**Request:**
For the listing below, give the number of lines in which "subtotal" occurs. Add nothing.

**Input for this task:**
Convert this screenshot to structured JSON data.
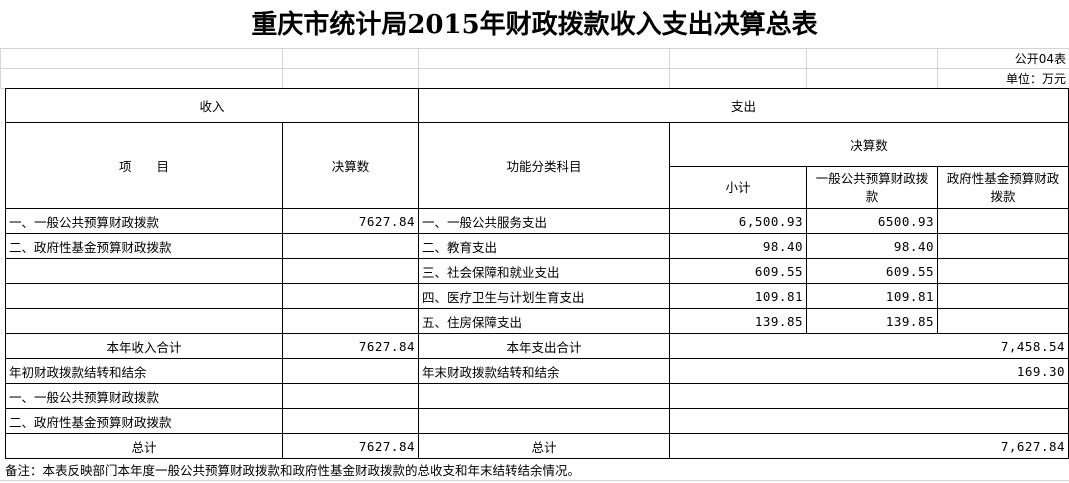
{
  "title": "重庆市统计局2015年财政拨款收入支出决算总表",
  "form_no": "公开04表",
  "unit": "单位：万元",
  "headers": {
    "income": "收入",
    "expense": "支出",
    "item": "项　　目",
    "income_amount": "决算数",
    "func_class": "功能分类科目",
    "expense_amount": "决算数",
    "subtotal": "小计",
    "general_budget": "一般公共预算财政拨款",
    "gov_fund": "政府性基金预算财政拨款"
  },
  "rows": [
    {
      "income_item": "一、一般公共预算财政拨款",
      "income_amount": "7627.84",
      "expense_item": "一、一般公共服务支出",
      "subtotal": "6,500.93",
      "general": "6500.93",
      "fund": ""
    },
    {
      "income_item": "二、政府性基金预算财政拨款",
      "income_amount": "",
      "expense_item": "二、教育支出",
      "subtotal": "98.40",
      "general": "98.40",
      "fund": ""
    },
    {
      "income_item": "",
      "income_amount": "",
      "expense_item": "三、社会保障和就业支出",
      "subtotal": "609.55",
      "general": "609.55",
      "fund": ""
    },
    {
      "income_item": "",
      "income_amount": "",
      "expense_item": "四、医疗卫生与计划生育支出",
      "subtotal": "109.81",
      "general": "109.81",
      "fund": ""
    },
    {
      "income_item": "",
      "income_amount": "",
      "expense_item": "五、住房保障支出",
      "subtotal": "139.85",
      "general": "139.85",
      "fund": ""
    }
  ],
  "summary": [
    {
      "income_item": "本年收入合计",
      "income_amount": "7627.84",
      "expense_item": "本年支出合计",
      "expense_amount": "7,458.54"
    },
    {
      "income_item": "年初财政拨款结转和结余",
      "income_amount": "",
      "expense_item": "年末财政拨款结转和结余",
      "expense_amount": "169.30"
    },
    {
      "income_item": "一、一般公共预算财政拨款",
      "income_amount": "",
      "expense_item": "",
      "expense_amount": ""
    },
    {
      "income_item": "二、政府性基金预算财政拨款",
      "income_amount": "",
      "expense_item": "",
      "expense_amount": ""
    },
    {
      "income_item": "总计",
      "income_amount": "7627.84",
      "expense_item": "总计",
      "expense_amount": "7,627.84"
    }
  ],
  "note": "备注：本表反映部门本年度一般公共预算财政拨款和政府性基金财政拨款的总收支和年末结转结余情况。"
}
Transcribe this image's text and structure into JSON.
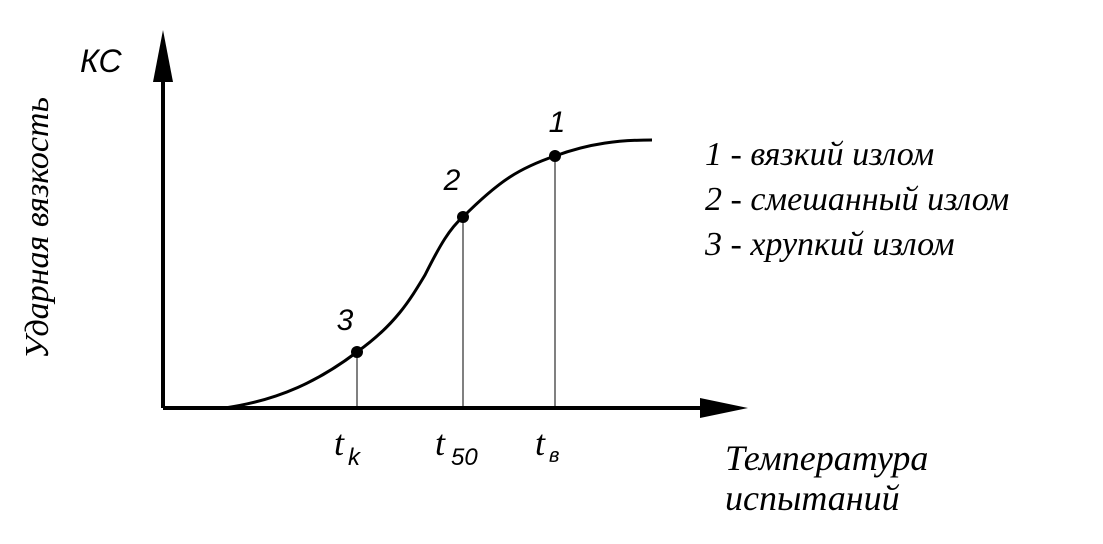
{
  "diagram": {
    "y_axis": {
      "label": "КС",
      "title": "Ударная вязкость"
    },
    "x_axis": {
      "title_lines": [
        "Температура",
        "испытаний"
      ]
    },
    "points": [
      {
        "label": "3",
        "tick": {
          "main": "t",
          "sub": "k"
        }
      },
      {
        "label": "2",
        "tick": {
          "main": "t",
          "sub": "50"
        }
      },
      {
        "label": "1",
        "tick": {
          "main": "t",
          "sub": "в"
        }
      }
    ],
    "legend": [
      "1 - вязкий излом",
      "2 - смешанный излом",
      "3 - хрупкий излом"
    ]
  }
}
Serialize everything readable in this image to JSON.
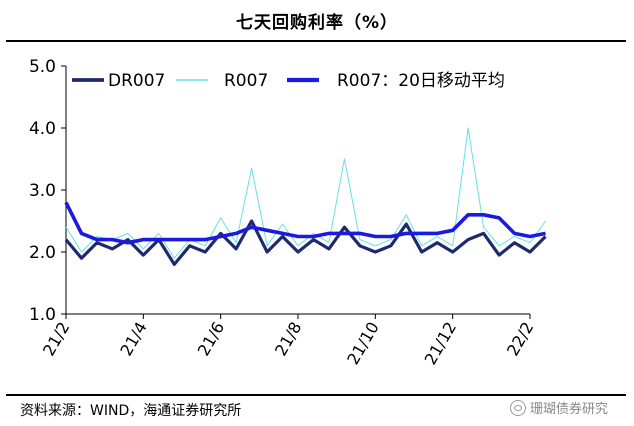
{
  "title": "七天回购利率（%）",
  "source": "资料来源：WIND，海通证券研究所",
  "watermark": "珊瑚债券研究",
  "colors": {
    "DR007": "#1f2a6e",
    "R007": "#66e0e6",
    "R007_MA20": "#1a1ae0"
  },
  "chart_data": {
    "type": "line",
    "title": "七天回购利率（%）",
    "x_ticks": [
      "21/2",
      "21/4",
      "21/6",
      "21/8",
      "21/10",
      "21/12",
      "22/2"
    ],
    "ylim": [
      1.0,
      5.0
    ],
    "y_ticks": [
      "1.0",
      "2.0",
      "3.0",
      "4.0",
      "5.0"
    ],
    "legend": {
      "placement": "top"
    },
    "series": [
      {
        "name": "DR007",
        "x": [
          0,
          0.2,
          0.4,
          0.6,
          0.8,
          1,
          1.2,
          1.4,
          1.6,
          1.8,
          2,
          2.2,
          2.4,
          2.6,
          2.8,
          3,
          3.2,
          3.4,
          3.6,
          3.8,
          4,
          4.2,
          4.4,
          4.6,
          4.8,
          5,
          5.2,
          5.4,
          5.6,
          5.8,
          6,
          6.2
        ],
        "values": [
          2.2,
          1.9,
          2.15,
          2.05,
          2.2,
          1.95,
          2.2,
          1.8,
          2.1,
          2.0,
          2.3,
          2.05,
          2.5,
          2.0,
          2.25,
          2.0,
          2.2,
          2.05,
          2.4,
          2.1,
          2.0,
          2.1,
          2.45,
          2.0,
          2.15,
          2.0,
          2.2,
          2.3,
          1.95,
          2.15,
          2.0,
          2.25
        ]
      },
      {
        "name": "R007",
        "x": [
          0,
          0.2,
          0.4,
          0.6,
          0.8,
          1,
          1.2,
          1.4,
          1.6,
          1.8,
          2,
          2.2,
          2.4,
          2.6,
          2.8,
          3,
          3.2,
          3.4,
          3.6,
          3.8,
          4,
          4.2,
          4.4,
          4.6,
          4.8,
          5,
          5.2,
          5.4,
          5.6,
          5.8,
          6,
          6.2
        ],
        "values": [
          2.4,
          2.0,
          2.25,
          2.2,
          2.3,
          2.05,
          2.3,
          1.9,
          2.2,
          2.1,
          2.55,
          2.15,
          3.35,
          2.1,
          2.45,
          2.1,
          2.3,
          2.15,
          3.5,
          2.2,
          2.1,
          2.2,
          2.6,
          2.1,
          2.25,
          2.1,
          4.0,
          2.4,
          2.1,
          2.25,
          2.15,
          2.5
        ]
      },
      {
        "name": "R007：20日移动平均",
        "x": [
          0,
          0.2,
          0.4,
          0.6,
          0.8,
          1,
          1.2,
          1.4,
          1.6,
          1.8,
          2,
          2.2,
          2.4,
          2.6,
          2.8,
          3,
          3.2,
          3.4,
          3.6,
          3.8,
          4,
          4.2,
          4.4,
          4.6,
          4.8,
          5,
          5.2,
          5.4,
          5.6,
          5.8,
          6,
          6.2
        ],
        "values": [
          2.8,
          2.3,
          2.2,
          2.2,
          2.15,
          2.2,
          2.2,
          2.2,
          2.2,
          2.2,
          2.25,
          2.3,
          2.4,
          2.35,
          2.3,
          2.25,
          2.25,
          2.3,
          2.3,
          2.3,
          2.25,
          2.25,
          2.3,
          2.3,
          2.3,
          2.35,
          2.6,
          2.6,
          2.55,
          2.3,
          2.25,
          2.3
        ]
      }
    ]
  }
}
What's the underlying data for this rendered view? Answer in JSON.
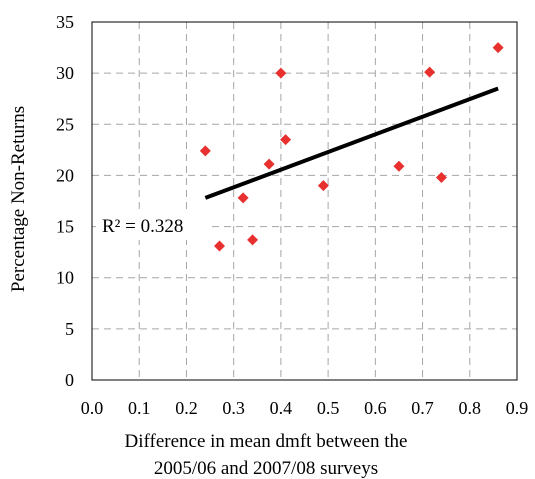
{
  "chart_data": {
    "type": "scatter",
    "xlabel_lines": [
      "Difference in mean dmft between the",
      "2005/06 and 2007/08 surveys"
    ],
    "ylabel": "Percentage Non-Returns",
    "xlim": [
      0,
      0.9
    ],
    "ylim": [
      0,
      35
    ],
    "x_ticks": [
      "0.0",
      "0.1",
      "0.2",
      "0.3",
      "0.4",
      "0.5",
      "0.6",
      "0.7",
      "0.8",
      "0.9"
    ],
    "y_ticks": [
      "0",
      "5",
      "10",
      "15",
      "20",
      "25",
      "30",
      "35"
    ],
    "grid": "dashed",
    "points": [
      {
        "x": 0.24,
        "y": 22.4
      },
      {
        "x": 0.27,
        "y": 13.1
      },
      {
        "x": 0.32,
        "y": 17.8
      },
      {
        "x": 0.34,
        "y": 13.7
      },
      {
        "x": 0.375,
        "y": 21.1
      },
      {
        "x": 0.4,
        "y": 30.0
      },
      {
        "x": 0.41,
        "y": 23.5
      },
      {
        "x": 0.49,
        "y": 19.0
      },
      {
        "x": 0.65,
        "y": 20.9
      },
      {
        "x": 0.715,
        "y": 30.1
      },
      {
        "x": 0.74,
        "y": 19.8
      },
      {
        "x": 0.86,
        "y": 32.5
      }
    ],
    "trendline": {
      "x": [
        0.24,
        0.86
      ],
      "y": [
        17.8,
        28.5
      ]
    },
    "annotation": "R² = 0.328",
    "colors": {
      "marker": "#e8312f",
      "trendline": "#000000",
      "grid": "#a6a6a6"
    }
  }
}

**Answer to this exercise:**
6